Please transcribe the listing below in full and word for word, without its pictures.

• Provided records:
----

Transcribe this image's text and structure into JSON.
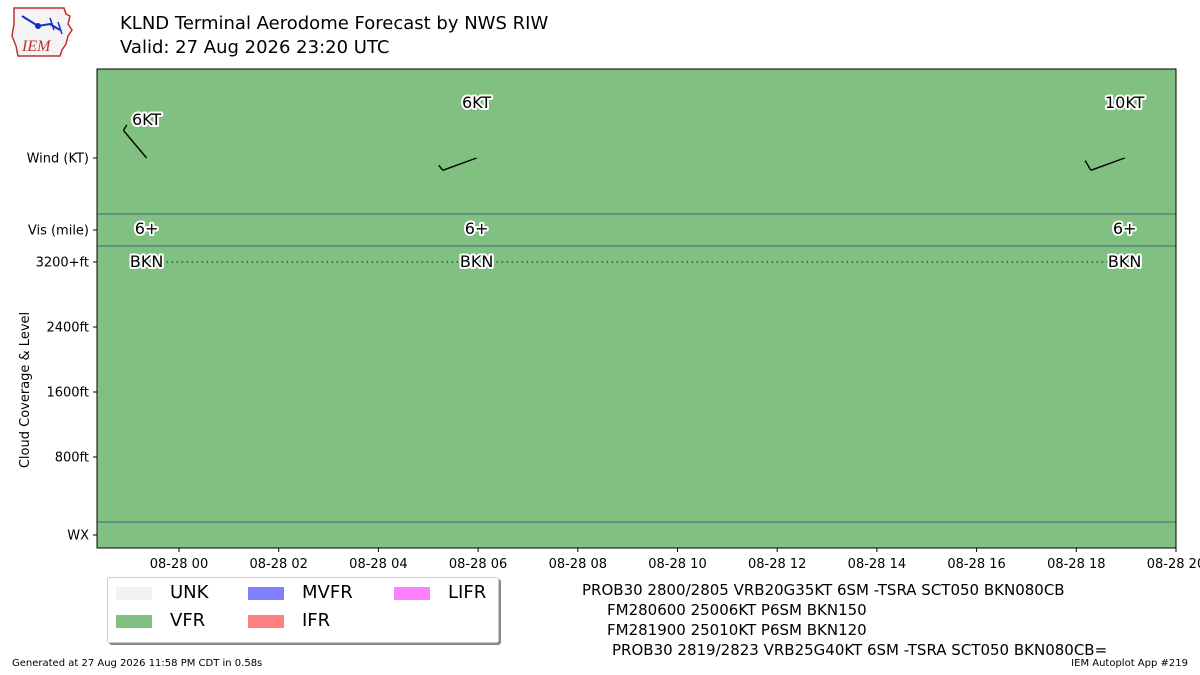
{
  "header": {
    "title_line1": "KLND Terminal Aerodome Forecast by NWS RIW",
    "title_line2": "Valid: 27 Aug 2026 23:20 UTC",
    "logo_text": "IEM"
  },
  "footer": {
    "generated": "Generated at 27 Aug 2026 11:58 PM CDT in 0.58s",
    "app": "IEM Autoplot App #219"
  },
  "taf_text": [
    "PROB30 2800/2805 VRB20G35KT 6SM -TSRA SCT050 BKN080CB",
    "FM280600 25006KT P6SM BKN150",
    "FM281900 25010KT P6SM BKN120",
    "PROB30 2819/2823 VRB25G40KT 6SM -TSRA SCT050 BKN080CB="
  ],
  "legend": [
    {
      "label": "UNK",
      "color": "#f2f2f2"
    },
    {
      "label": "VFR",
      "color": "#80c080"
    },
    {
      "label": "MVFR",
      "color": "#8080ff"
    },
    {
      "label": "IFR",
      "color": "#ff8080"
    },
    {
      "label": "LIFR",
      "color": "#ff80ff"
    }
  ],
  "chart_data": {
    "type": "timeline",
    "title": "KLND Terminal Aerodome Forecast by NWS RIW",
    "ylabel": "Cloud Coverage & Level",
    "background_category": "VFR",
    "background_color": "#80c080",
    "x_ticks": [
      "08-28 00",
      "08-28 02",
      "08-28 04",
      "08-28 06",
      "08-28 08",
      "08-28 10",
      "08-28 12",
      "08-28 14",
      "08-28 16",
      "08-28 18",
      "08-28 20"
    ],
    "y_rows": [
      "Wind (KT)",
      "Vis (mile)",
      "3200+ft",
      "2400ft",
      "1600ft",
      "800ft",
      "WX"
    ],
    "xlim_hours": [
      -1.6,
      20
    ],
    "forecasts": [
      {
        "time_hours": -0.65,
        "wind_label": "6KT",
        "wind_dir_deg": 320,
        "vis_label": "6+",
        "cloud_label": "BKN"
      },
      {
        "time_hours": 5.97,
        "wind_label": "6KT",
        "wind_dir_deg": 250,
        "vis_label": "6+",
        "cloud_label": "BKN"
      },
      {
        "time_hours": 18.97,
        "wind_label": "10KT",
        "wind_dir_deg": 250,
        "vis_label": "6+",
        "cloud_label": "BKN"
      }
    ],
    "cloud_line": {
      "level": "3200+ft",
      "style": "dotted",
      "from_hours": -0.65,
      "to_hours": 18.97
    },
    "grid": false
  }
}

----

• Answer to this problem:
Transcribe this image's text and structure into JSON.
{
  "header": {
    "title_line1": "KLND Terminal Aerodome Forecast by NWS RIW",
    "title_line2": "Valid: 27 Aug 2026 23:20 UTC",
    "logo_text": "IEM"
  },
  "footer": {
    "generated": "Generated at 27 Aug 2026 11:58 PM CDT in 0.58s",
    "app": "IEM Autoplot App #219"
  },
  "taf_text": [
    "PROB30 2800/2805 VRB20G35KT 6SM -TSRA SCT050 BKN080CB",
    "FM280600 25006KT P6SM BKN150",
    "FM281900 25010KT P6SM BKN120",
    "PROB30 2819/2823 VRB25G40KT 6SM -TSRA SCT050 BKN080CB="
  ],
  "legend": [
    {
      "label": "UNK",
      "color": "#f2f2f2"
    },
    {
      "label": "VFR",
      "color": "#80c080"
    },
    {
      "label": "MVFR",
      "color": "#8080ff"
    },
    {
      "label": "IFR",
      "color": "#ff8080"
    },
    {
      "label": "LIFR",
      "color": "#ff80ff"
    }
  ],
  "chart_data": {
    "type": "timeline",
    "title": "KLND Terminal Aerodome Forecast by NWS RIW",
    "ylabel": "Cloud Coverage & Level",
    "background_category": "VFR",
    "background_color": "#80c080",
    "x_ticks": [
      "08-28 00",
      "08-28 02",
      "08-28 04",
      "08-28 06",
      "08-28 08",
      "08-28 10",
      "08-28 12",
      "08-28 14",
      "08-28 16",
      "08-28 18",
      "08-28 20"
    ],
    "y_rows": [
      "Wind (KT)",
      "Vis (mile)",
      "3200+ft",
      "2400ft",
      "1600ft",
      "800ft",
      "WX"
    ],
    "xlim_hours": [
      -1.6,
      20
    ],
    "forecasts": [
      {
        "time_hours": -0.65,
        "wind_label": "6KT",
        "wind_dir_deg": 320,
        "vis_label": "6+",
        "cloud_label": "BKN"
      },
      {
        "time_hours": 5.97,
        "wind_label": "6KT",
        "wind_dir_deg": 250,
        "vis_label": "6+",
        "cloud_label": "BKN"
      },
      {
        "time_hours": 18.97,
        "wind_label": "10KT",
        "wind_dir_deg": 250,
        "vis_label": "6+",
        "cloud_label": "BKN"
      }
    ],
    "cloud_line": {
      "level": "3200+ft",
      "style": "dotted",
      "from_hours": -0.65,
      "to_hours": 18.97
    },
    "grid": false
  }
}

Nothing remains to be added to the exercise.